Task instructions:
Report every line in the listing below where the string "legend" shows up.

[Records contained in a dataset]
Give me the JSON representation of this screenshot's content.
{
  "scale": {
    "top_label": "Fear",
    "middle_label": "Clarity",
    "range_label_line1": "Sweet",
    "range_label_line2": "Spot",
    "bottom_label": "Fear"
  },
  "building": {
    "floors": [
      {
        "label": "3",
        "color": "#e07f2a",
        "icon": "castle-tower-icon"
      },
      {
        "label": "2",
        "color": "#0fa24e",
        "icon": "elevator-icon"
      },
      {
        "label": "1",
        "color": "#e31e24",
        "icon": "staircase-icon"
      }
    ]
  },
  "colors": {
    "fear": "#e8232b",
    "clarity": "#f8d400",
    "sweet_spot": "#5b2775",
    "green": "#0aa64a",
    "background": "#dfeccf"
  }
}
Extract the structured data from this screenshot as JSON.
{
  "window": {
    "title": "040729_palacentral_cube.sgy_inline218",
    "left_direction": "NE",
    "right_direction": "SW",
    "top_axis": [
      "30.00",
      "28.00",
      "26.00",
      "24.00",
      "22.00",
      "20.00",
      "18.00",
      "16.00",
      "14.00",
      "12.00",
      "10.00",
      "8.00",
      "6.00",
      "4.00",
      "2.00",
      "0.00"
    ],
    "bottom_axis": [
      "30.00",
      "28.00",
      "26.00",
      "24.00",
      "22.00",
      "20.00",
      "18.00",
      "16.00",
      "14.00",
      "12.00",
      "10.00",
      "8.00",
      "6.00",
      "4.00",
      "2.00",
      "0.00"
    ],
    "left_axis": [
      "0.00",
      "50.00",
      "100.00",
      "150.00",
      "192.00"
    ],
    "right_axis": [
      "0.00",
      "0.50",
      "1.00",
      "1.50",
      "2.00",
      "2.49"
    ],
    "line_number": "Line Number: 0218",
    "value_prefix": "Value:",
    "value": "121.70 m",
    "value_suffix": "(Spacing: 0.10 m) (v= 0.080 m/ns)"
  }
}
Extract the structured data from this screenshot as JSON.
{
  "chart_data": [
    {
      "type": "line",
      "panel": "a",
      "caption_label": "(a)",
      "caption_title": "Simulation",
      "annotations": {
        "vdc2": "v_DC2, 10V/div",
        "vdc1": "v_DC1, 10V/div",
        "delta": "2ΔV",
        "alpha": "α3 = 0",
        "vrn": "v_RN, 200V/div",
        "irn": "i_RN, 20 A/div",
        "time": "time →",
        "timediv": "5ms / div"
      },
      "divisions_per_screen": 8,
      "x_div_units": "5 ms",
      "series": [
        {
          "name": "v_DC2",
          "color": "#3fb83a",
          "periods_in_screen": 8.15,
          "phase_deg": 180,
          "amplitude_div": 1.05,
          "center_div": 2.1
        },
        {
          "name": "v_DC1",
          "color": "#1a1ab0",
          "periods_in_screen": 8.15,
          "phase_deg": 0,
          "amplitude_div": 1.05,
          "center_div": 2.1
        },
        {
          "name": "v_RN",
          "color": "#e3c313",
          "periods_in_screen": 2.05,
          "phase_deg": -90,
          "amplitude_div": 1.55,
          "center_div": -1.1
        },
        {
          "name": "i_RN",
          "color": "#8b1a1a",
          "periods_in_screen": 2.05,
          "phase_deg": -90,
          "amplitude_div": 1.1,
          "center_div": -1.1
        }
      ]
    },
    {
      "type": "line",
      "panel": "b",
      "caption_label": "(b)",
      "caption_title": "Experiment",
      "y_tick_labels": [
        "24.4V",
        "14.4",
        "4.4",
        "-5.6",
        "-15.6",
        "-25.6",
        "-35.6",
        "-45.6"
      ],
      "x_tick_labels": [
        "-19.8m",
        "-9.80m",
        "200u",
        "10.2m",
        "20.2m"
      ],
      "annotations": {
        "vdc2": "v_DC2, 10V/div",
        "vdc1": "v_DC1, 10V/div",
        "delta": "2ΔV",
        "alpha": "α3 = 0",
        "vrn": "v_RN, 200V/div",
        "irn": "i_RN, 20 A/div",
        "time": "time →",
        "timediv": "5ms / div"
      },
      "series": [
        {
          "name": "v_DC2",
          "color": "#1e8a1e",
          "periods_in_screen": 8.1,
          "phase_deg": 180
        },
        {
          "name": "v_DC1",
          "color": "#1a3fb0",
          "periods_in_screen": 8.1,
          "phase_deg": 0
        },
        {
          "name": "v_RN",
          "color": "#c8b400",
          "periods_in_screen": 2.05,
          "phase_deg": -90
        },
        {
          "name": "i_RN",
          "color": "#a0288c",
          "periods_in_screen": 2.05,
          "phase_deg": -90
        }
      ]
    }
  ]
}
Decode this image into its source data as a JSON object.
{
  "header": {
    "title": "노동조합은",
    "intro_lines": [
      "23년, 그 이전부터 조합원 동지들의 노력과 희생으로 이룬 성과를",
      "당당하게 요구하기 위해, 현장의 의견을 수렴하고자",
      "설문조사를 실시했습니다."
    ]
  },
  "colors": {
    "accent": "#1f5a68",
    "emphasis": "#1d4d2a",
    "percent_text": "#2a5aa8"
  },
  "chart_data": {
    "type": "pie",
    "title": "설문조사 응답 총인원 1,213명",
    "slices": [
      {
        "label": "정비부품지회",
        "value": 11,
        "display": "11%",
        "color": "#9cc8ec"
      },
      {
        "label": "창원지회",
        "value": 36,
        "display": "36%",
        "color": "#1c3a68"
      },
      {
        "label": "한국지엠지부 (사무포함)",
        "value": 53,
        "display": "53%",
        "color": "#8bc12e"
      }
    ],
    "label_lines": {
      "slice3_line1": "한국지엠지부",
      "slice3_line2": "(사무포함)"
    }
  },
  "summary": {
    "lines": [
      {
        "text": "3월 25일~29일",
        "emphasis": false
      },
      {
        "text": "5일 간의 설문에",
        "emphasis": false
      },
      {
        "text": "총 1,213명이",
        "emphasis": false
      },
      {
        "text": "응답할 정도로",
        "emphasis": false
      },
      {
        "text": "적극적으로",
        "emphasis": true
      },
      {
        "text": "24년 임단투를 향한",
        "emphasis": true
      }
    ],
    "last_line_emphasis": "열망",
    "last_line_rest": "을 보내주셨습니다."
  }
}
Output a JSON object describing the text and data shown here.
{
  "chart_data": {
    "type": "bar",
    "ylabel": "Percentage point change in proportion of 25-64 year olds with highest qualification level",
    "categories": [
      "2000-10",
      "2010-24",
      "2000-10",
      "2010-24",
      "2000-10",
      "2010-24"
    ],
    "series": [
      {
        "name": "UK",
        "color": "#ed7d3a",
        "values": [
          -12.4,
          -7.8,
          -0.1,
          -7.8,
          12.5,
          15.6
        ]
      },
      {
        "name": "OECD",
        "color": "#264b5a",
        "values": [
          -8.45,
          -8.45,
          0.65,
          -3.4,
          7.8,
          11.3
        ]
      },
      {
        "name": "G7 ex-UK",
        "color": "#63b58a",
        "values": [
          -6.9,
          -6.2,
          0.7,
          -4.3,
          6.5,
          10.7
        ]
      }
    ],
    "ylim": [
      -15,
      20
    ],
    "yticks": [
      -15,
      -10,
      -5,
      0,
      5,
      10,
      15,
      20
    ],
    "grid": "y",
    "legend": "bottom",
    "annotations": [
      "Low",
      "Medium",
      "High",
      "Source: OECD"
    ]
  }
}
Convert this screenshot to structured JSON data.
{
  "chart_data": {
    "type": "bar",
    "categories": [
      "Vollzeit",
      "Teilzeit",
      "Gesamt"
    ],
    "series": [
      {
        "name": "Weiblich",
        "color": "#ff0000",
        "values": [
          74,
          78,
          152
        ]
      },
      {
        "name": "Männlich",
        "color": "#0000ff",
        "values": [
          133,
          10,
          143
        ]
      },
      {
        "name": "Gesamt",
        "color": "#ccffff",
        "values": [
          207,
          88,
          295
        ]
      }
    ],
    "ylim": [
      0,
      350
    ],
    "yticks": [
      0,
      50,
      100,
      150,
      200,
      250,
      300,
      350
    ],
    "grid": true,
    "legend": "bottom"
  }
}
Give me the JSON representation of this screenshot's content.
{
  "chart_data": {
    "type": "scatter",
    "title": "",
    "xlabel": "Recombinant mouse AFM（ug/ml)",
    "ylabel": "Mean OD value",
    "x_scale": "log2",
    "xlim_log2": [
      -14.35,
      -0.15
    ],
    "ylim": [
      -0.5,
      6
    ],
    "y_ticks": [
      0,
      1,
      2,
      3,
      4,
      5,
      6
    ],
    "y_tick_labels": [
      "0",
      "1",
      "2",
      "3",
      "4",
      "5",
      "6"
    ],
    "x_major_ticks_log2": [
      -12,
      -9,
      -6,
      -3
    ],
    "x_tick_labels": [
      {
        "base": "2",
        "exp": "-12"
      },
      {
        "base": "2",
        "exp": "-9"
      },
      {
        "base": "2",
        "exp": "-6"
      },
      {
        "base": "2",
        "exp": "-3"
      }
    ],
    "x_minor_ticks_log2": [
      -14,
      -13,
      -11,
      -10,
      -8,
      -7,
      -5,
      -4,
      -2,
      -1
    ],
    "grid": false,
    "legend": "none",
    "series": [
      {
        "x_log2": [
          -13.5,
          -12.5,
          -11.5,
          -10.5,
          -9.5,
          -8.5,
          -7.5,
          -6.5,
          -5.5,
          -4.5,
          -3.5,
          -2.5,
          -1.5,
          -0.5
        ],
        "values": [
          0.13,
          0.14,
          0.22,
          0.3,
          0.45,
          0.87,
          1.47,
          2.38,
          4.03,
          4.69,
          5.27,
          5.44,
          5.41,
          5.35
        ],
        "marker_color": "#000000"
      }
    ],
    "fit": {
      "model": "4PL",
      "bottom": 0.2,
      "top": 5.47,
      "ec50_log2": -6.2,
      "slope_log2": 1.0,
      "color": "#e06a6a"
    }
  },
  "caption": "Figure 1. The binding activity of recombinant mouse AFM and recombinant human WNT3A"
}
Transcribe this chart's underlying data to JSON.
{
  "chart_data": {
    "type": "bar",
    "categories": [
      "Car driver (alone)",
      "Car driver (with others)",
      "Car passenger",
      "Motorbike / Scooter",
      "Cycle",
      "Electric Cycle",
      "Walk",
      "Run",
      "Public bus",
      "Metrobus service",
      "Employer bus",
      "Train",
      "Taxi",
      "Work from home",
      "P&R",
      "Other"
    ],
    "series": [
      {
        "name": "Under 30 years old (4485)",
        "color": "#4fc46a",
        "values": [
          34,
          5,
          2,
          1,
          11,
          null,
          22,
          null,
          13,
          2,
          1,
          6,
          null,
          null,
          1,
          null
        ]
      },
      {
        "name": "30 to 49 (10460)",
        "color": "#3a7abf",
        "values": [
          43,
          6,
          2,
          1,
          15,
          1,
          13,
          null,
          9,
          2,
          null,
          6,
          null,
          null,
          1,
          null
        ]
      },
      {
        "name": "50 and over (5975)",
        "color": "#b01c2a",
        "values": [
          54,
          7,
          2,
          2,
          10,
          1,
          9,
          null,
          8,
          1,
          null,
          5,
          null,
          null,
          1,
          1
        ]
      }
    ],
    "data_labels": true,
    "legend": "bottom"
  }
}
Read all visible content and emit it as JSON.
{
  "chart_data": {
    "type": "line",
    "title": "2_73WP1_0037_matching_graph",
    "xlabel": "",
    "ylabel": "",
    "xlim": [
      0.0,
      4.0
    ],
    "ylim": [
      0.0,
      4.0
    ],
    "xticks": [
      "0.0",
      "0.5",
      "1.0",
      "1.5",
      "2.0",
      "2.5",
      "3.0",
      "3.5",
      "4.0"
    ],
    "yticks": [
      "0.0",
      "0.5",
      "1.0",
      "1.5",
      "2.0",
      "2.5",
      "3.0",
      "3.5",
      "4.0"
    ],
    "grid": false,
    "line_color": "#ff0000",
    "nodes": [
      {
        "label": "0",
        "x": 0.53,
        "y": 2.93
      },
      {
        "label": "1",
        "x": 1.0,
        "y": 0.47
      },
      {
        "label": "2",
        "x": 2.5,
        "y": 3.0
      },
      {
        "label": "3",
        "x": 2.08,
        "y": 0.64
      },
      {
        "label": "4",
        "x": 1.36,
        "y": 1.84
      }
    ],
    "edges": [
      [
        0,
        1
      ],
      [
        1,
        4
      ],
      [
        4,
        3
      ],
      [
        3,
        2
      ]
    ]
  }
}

Full solution:
    "legend": "bottom",
    "legend": "bottom"
    "legend": "none",
    "legend": "bottom"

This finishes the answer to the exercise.